**DIRECTIVE**
Copy each line below without leaving any out.

**Data records**
--- Begin ---

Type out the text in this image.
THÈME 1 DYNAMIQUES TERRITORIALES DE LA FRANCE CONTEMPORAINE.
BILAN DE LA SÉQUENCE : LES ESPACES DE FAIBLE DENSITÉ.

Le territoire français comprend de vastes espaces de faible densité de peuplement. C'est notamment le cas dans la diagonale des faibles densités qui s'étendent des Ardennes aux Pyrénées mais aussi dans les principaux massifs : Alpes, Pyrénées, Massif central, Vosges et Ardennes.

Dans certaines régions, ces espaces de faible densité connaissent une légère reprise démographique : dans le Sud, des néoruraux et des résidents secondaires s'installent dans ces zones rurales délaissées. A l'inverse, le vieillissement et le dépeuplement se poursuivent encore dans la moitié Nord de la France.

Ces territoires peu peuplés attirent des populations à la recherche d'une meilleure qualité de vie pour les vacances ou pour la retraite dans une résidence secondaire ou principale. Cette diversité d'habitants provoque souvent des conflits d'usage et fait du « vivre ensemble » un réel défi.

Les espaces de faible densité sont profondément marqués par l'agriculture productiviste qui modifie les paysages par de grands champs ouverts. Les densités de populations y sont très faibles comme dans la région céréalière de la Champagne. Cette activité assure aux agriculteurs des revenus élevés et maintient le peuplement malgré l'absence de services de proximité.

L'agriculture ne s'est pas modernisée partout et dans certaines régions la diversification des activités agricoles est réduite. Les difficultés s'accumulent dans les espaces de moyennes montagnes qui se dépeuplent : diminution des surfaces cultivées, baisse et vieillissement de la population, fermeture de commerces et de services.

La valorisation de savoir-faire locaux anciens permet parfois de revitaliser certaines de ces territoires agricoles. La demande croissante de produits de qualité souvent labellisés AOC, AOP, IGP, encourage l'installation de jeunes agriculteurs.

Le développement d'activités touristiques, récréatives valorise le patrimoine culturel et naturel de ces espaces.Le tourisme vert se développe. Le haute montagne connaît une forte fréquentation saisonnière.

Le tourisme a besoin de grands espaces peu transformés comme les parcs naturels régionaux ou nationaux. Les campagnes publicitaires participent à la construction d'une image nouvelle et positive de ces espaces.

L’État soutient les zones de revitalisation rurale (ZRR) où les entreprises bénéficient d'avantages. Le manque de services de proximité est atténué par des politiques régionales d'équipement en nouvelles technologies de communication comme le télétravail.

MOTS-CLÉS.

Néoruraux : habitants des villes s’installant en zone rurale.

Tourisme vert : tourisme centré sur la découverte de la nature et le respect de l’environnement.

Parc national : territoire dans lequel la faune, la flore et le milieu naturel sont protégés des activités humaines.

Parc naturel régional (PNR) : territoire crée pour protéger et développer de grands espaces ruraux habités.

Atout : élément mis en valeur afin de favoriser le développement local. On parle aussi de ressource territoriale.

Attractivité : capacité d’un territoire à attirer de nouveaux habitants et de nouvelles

--- End ---

**ANSWER TO THIS PROBLEM**
Type out the text in this image.
THÈME 1 DYNAMIQUES TERRITORIALES DE LA FRANCE CONTEMPORAINE.
BILAN DE LA SÉQUENCE : LES ESPACES DE FAIBLE DENSITÉ.

Le territoire français comprend de vastes espaces de faible densité de peuplement. C'est notamment le cas dans la diagonale des faibles densités qui s'étendent des Ardennes aux Pyrénées mais aussi dans les principaux massifs : Alpes, Pyrénées, Massif central, Vosges et Ardennes.

Dans certaines régions, ces espaces de faible densité connaissent une légère reprise démographique : dans le Sud, des néoruraux et des résidents secondaires s'installent dans ces zones rurales délaissées. A l'inverse, le vieillissement et le dépeuplement se poursuivent encore dans la moitié Nord de la France.

Ces territoires peu peuplés attirent des populations à la recherche d'une meilleure qualité de vie pour les vacances ou pour la retraite dans une résidence secondaire ou principale. Cette diversité d'habitants provoque souvent des conflits d'usage et fait du « vivre ensemble » un réel défi.

Les espaces de faible densité sont profondément marqués par l'agriculture productiviste qui modifie les paysages par de grands champs ouverts. Les densités de populations y sont très faibles comme dans la région céréalière de la Champagne. Cette activité assure aux agriculteurs des revenus élevés et maintient le peuplement malgré l'absence de services de proximité.

L'agriculture ne s'est pas modernisée partout et dans certaines régions la diversification des activités agricoles est réduite. Les difficultés s'accumulent dans les espaces de moyennes montagnes qui se dépeuplent : diminution des surfaces cultivées, baisse et vieillissement de la population, fermeture de commerces et de services.

La valorisation de savoir-faire locaux anciens permet parfois de revitaliser certaines de ces territoires agricoles. La demande croissante de produits de qualité souvent labellisés AOC, AOP, IGP, encourage l'installation de jeunes agriculteurs.

Le développement d'activités touristiques, récréatives valorise le patrimoine culturel et naturel de ces espaces.Le tourisme vert se développe. Le haute montagne connaît une forte fréquentation saisonnière.

Le tourisme a besoin de grands espaces peu transformés comme les parcs naturels régionaux ou nationaux. Les campagnes publicitaires participent à la construction d'une image nouvelle et positive de ces espaces.

L’État soutient les zones de revitalisation rurale (ZRR) où les entreprises bénéficient d'avantages. Le manque de services de proximité est atténué par des politiques régionales d'équipement en nouvelles technologies de communication comme le télétravail.

MOTS-CLÉS.

Néoruraux : habitants des villes s’installant en zone rurale.

Tourisme vert : tourisme centré sur la découverte de la nature et le respect de l’environnement.

Parc national : territoire dans lequel la faune, la flore et le milieu naturel sont protégés des activités humaines.

Parc naturel régional (PNR) : territoire crée pour protéger et développer de grands espaces ruraux habités.

Atout : élément mis en valeur afin de favoriser le développement local. On parle aussi de ressource territoriale.

Attractivité : capacité d’un territoire à attirer de nouveaux habitants et de nouvelles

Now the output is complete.